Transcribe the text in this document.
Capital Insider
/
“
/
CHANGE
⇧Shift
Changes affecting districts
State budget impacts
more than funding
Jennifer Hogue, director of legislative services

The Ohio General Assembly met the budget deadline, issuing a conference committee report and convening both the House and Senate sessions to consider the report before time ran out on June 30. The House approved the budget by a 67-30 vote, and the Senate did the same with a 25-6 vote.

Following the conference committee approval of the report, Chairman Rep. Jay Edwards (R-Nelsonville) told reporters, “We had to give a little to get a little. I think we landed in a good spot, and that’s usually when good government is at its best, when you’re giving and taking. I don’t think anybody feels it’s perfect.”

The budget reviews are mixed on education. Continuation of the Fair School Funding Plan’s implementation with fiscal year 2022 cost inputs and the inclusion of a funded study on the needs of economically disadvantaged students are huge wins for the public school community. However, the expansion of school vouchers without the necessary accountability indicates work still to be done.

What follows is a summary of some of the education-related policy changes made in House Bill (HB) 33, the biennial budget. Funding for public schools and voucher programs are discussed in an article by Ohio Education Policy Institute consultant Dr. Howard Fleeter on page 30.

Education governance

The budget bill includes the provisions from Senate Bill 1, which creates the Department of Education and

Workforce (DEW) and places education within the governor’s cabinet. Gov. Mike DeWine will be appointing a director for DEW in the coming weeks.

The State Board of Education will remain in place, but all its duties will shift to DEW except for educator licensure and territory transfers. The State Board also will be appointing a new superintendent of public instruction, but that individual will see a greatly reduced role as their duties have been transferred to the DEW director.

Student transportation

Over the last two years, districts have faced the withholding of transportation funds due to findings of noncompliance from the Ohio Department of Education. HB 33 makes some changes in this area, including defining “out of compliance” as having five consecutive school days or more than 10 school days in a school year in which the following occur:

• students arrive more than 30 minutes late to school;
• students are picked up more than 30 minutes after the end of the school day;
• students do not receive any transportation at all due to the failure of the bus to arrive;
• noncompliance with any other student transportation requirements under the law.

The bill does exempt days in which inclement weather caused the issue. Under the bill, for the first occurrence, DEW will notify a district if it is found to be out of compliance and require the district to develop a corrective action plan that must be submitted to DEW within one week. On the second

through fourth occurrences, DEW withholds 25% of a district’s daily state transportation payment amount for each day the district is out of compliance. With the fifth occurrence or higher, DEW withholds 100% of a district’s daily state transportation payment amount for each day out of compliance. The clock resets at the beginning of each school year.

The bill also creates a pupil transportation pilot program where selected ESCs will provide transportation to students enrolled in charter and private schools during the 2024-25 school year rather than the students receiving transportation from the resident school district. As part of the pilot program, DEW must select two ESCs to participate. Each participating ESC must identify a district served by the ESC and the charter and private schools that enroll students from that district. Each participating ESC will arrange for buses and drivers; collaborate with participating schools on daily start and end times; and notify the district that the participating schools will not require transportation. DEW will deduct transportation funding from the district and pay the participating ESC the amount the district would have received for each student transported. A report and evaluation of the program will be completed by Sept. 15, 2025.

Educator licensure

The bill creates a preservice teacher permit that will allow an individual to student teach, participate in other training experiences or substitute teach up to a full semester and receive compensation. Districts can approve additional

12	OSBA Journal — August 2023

*What you have to do*: Repeat back the data above, exact to the last character.

*Solution*:
Transcribe the text in this document.
Capital Insider
/
“
/
CHANGE
⇧Shift
Changes affecting districts
State budget impacts
more than funding
Jennifer Hogue, director of legislative services

The Ohio General Assembly met the budget deadline, issuing a conference committee report and convening both the House and Senate sessions to consider the report before time ran out on June 30. The House approved the budget by a 67-30 vote, and the Senate did the same with a 25-6 vote.

Following the conference committee approval of the report, Chairman Rep. Jay Edwards (R-Nelsonville) told reporters, “We had to give a little to get a little. I think we landed in a good spot, and that’s usually when good government is at its best, when you’re giving and taking. I don’t think anybody feels it’s perfect.”

The budget reviews are mixed on education. Continuation of the Fair School Funding Plan’s implementation with fiscal year 2022 cost inputs and the inclusion of a funded study on the needs of economically disadvantaged students are huge wins for the public school community. However, the expansion of school vouchers without the necessary accountability indicates work still to be done.

What follows is a summary of some of the education-related policy changes made in House Bill (HB) 33, the biennial budget. Funding for public schools and voucher programs are discussed in an article by Ohio Education Policy Institute consultant Dr. Howard Fleeter on page 30.

Education governance

The budget bill includes the provisions from Senate Bill 1, which creates the Department of Education and

Workforce (DEW) and places education within the governor’s cabinet. Gov. Mike DeWine will be appointing a director for DEW in the coming weeks.

The State Board of Education will remain in place, but all its duties will shift to DEW except for educator licensure and territory transfers. The State Board also will be appointing a new superintendent of public instruction, but that individual will see a greatly reduced role as their duties have been transferred to the DEW director.

Student transportation

Over the last two years, districts have faced the withholding of transportation funds due to findings of noncompliance from the Ohio Department of Education. HB 33 makes some changes in this area, including defining “out of compliance” as having five consecutive school days or more than 10 school days in a school year in which the following occur:

• students arrive more than 30 minutes late to school;
• students are picked up more than 30 minutes after the end of the school day;
• students do not receive any transportation at all due to the failure of the bus to arrive;
• noncompliance with any other student transportation requirements under the law.

The bill does exempt days in which inclement weather caused the issue. Under the bill, for the first occurrence, DEW will notify a district if it is found to be out of compliance and require the district to develop a corrective action plan that must be submitted to DEW within one week. On the second

through fourth occurrences, DEW withholds 25% of a district’s daily state transportation payment amount for each day the district is out of compliance. With the fifth occurrence or higher, DEW withholds 100% of a district’s daily state transportation payment amount for each day out of compliance. The clock resets at the beginning of each school year.

The bill also creates a pupil transportation pilot program where selected ESCs will provide transportation to students enrolled in charter and private schools during the 2024-25 school year rather than the students receiving transportation from the resident school district. As part of the pilot program, DEW must select two ESCs to participate. Each participating ESC must identify a district served by the ESC and the charter and private schools that enroll students from that district. Each participating ESC will arrange for buses and drivers; collaborate with participating schools on daily start and end times; and notify the district that the participating schools will not require transportation. DEW will deduct transportation funding from the district and pay the participating ESC the amount the district would have received for each student transported. A report and evaluation of the program will be completed by Sept. 15, 2025.

Educator licensure

The bill creates a preservice teacher permit that will allow an individual to student teach, participate in other training experiences or substitute teach up to a full semester and receive compensation. Districts can approve additional

12	OSBA Journal — August 2023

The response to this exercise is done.